** Start **
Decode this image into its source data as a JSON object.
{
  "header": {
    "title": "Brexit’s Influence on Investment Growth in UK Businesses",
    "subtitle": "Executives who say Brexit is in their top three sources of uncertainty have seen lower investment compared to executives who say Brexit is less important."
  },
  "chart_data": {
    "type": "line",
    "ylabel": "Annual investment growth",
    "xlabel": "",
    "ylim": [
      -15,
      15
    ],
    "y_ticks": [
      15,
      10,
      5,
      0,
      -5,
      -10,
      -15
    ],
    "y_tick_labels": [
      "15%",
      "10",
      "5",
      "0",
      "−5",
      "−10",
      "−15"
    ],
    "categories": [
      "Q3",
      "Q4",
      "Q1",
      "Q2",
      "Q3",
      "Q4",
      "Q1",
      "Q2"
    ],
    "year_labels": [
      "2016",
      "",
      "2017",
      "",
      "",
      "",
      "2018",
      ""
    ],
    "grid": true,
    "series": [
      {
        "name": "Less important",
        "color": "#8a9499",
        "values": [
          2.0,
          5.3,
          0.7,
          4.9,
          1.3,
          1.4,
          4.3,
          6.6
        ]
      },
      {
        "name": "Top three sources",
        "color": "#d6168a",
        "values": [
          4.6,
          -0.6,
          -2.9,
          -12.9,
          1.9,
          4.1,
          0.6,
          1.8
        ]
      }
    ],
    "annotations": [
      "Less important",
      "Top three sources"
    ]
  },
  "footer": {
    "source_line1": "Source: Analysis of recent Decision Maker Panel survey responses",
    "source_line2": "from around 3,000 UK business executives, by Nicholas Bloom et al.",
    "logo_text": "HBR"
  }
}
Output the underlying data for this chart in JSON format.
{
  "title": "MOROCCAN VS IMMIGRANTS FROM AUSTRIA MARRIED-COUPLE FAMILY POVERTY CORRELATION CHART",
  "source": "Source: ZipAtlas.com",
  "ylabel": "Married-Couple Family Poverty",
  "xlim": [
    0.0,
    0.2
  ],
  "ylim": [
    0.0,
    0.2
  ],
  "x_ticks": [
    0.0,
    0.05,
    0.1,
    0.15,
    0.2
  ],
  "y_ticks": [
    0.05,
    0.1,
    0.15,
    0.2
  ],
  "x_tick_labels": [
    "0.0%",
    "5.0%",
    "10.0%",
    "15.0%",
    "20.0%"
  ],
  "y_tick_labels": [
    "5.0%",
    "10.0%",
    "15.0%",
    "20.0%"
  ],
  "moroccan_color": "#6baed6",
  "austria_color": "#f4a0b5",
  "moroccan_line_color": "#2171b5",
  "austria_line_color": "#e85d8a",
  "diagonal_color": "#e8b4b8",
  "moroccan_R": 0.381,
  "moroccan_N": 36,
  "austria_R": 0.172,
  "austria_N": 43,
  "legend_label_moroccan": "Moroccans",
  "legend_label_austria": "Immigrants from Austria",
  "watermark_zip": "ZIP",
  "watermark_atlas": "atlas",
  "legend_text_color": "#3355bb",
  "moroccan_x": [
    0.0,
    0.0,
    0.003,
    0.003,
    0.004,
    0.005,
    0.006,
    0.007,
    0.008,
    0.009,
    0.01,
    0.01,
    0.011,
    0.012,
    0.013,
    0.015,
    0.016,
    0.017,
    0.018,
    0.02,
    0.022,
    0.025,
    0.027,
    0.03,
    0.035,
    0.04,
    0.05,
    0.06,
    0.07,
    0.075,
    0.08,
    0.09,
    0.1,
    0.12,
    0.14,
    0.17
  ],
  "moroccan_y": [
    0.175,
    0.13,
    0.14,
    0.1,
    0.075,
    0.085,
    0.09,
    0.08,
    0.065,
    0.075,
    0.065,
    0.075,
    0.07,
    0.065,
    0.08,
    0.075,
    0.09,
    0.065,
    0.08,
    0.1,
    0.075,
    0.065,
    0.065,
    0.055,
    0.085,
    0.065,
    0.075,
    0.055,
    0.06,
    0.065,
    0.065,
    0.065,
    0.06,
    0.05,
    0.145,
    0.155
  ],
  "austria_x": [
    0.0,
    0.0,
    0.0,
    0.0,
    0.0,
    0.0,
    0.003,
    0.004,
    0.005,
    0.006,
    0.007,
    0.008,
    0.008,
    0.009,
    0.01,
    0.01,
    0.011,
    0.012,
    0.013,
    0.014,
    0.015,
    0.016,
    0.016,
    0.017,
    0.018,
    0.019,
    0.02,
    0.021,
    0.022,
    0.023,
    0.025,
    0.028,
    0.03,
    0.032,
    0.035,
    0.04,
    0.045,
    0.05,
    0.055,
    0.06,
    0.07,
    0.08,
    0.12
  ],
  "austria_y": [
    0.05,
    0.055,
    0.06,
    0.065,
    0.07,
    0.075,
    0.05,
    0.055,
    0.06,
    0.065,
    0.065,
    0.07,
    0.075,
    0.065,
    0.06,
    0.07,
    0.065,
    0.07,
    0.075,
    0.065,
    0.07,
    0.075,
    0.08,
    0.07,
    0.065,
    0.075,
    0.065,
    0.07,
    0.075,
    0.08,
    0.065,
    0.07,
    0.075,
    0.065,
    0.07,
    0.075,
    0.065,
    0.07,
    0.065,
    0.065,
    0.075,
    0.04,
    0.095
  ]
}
** End **
AIM OF THE TASK |
Copy down the whole of the data above, matching it exactly.

FULL RESPONSE |
Decode this image into its source data as a JSON object.
{
  "header": {
    "title": "Brexit’s Influence on Investment Growth in UK Businesses",
    "subtitle": "Executives who say Brexit is in their top three sources of uncertainty have seen lower investment compared to executives who say Brexit is less important."
  },
  "chart_data": {
    "type": "line",
    "ylabel": "Annual investment growth",
    "xlabel": "",
    "ylim": [
      -15,
      15
    ],
    "y_ticks": [
      15,
      10,
      5,
      0,
      -5,
      -10,
      -15
    ],
    "y_tick_labels": [
      "15%",
      "10",
      "5",
      "0",
      "−5",
      "−10",
      "−15"
    ],
    "categories": [
      "Q3",
      "Q4",
      "Q1",
      "Q2",
      "Q3",
      "Q4",
      "Q1",
      "Q2"
    ],
    "year_labels": [
      "2016",
      "",
      "2017",
      "",
      "",
      "",
      "2018",
      ""
    ],
    "grid": true,
    "series": [
      {
        "name": "Less important",
        "color": "#8a9499",
        "values": [
          2.0,
          5.3,
          0.7,
          4.9,
          1.3,
          1.4,
          4.3,
          6.6
        ]
      },
      {
        "name": "Top three sources",
        "color": "#d6168a",
        "values": [
          4.6,
          -0.6,
          -2.9,
          -12.9,
          1.9,
          4.1,
          0.6,
          1.8
        ]
      }
    ],
    "annotations": [
      "Less important",
      "Top three sources"
    ]
  },
  "footer": {
    "source_line1": "Source: Analysis of recent Decision Maker Panel survey responses",
    "source_line2": "from around 3,000 UK business executives, by Nicholas Bloom et al.",
    "logo_text": "HBR"
  }
}
Output the underlying data for this chart in JSON format.
{
  "title": "MOROCCAN VS IMMIGRANTS FROM AUSTRIA MARRIED-COUPLE FAMILY POVERTY CORRELATION CHART",
  "source": "Source: ZipAtlas.com",
  "ylabel": "Married-Couple Family Poverty",
  "xlim": [
    0.0,
    0.2
  ],
  "ylim": [
    0.0,
    0.2
  ],
  "x_ticks": [
    0.0,
    0.05,
    0.1,
    0.15,
    0.2
  ],
  "y_ticks": [
    0.05,
    0.1,
    0.15,
    0.2
  ],
  "x_tick_labels": [
    "0.0%",
    "5.0%",
    "10.0%",
    "15.0%",
    "20.0%"
  ],
  "y_tick_labels": [
    "5.0%",
    "10.0%",
    "15.0%",
    "20.0%"
  ],
  "moroccan_color": "#6baed6",
  "austria_color": "#f4a0b5",
  "moroccan_line_color": "#2171b5",
  "austria_line_color": "#e85d8a",
  "diagonal_color": "#e8b4b8",
  "moroccan_R": 0.381,
  "moroccan_N": 36,
  "austria_R": 0.172,
  "austria_N": 43,
  "legend_label_moroccan": "Moroccans",
  "legend_label_austria": "Immigrants from Austria",
  "watermark_zip": "ZIP",
  "watermark_atlas": "atlas",
  "legend_text_color": "#3355bb",
  "moroccan_x": [
    0.0,
    0.0,
    0.003,
    0.003,
    0.004,
    0.005,
    0.006,
    0.007,
    0.008,
    0.009,
    0.01,
    0.01,
    0.011,
    0.012,
    0.013,
    0.015,
    0.016,
    0.017,
    0.018,
    0.02,
    0.022,
    0.025,
    0.027,
    0.03,
    0.035,
    0.04,
    0.05,
    0.06,
    0.07,
    0.075,
    0.08,
    0.09,
    0.1,
    0.12,
    0.14,
    0.17
  ],
  "moroccan_y": [
    0.175,
    0.13,
    0.14,
    0.1,
    0.075,
    0.085,
    0.09,
    0.08,
    0.065,
    0.075,
    0.065,
    0.075,
    0.07,
    0.065,
    0.08,
    0.075,
    0.09,
    0.065,
    0.08,
    0.1,
    0.075,
    0.065,
    0.065,
    0.055,
    0.085,
    0.065,
    0.075,
    0.055,
    0.06,
    0.065,
    0.065,
    0.065,
    0.06,
    0.05,
    0.145,
    0.155
  ],
  "austria_x": [
    0.0,
    0.0,
    0.0,
    0.0,
    0.0,
    0.0,
    0.003,
    0.004,
    0.005,
    0.006,
    0.007,
    0.008,
    0.008,
    0.009,
    0.01,
    0.01,
    0.011,
    0.012,
    0.013,
    0.014,
    0.015,
    0.016,
    0.016,
    0.017,
    0.018,
    0.019,
    0.02,
    0.021,
    0.022,
    0.023,
    0.025,
    0.028,
    0.03,
    0.032,
    0.035,
    0.04,
    0.045,
    0.05,
    0.055,
    0.06,
    0.07,
    0.08,
    0.12
  ],
  "austria_y": [
    0.05,
    0.055,
    0.06,
    0.065,
    0.07,
    0.075,
    0.05,
    0.055,
    0.06,
    0.065,
    0.065,
    0.07,
    0.075,
    0.065,
    0.06,
    0.07,
    0.065,
    0.07,
    0.075,
    0.065,
    0.07,
    0.075,
    0.08,
    0.07,
    0.065,
    0.075,
    0.065,
    0.07,
    0.075,
    0.08,
    0.065,
    0.07,
    0.075,
    0.065,
    0.07,
    0.075,
    0.065,
    0.07,
    0.065,
    0.065,
    0.075,
    0.04,
    0.095
  ]
}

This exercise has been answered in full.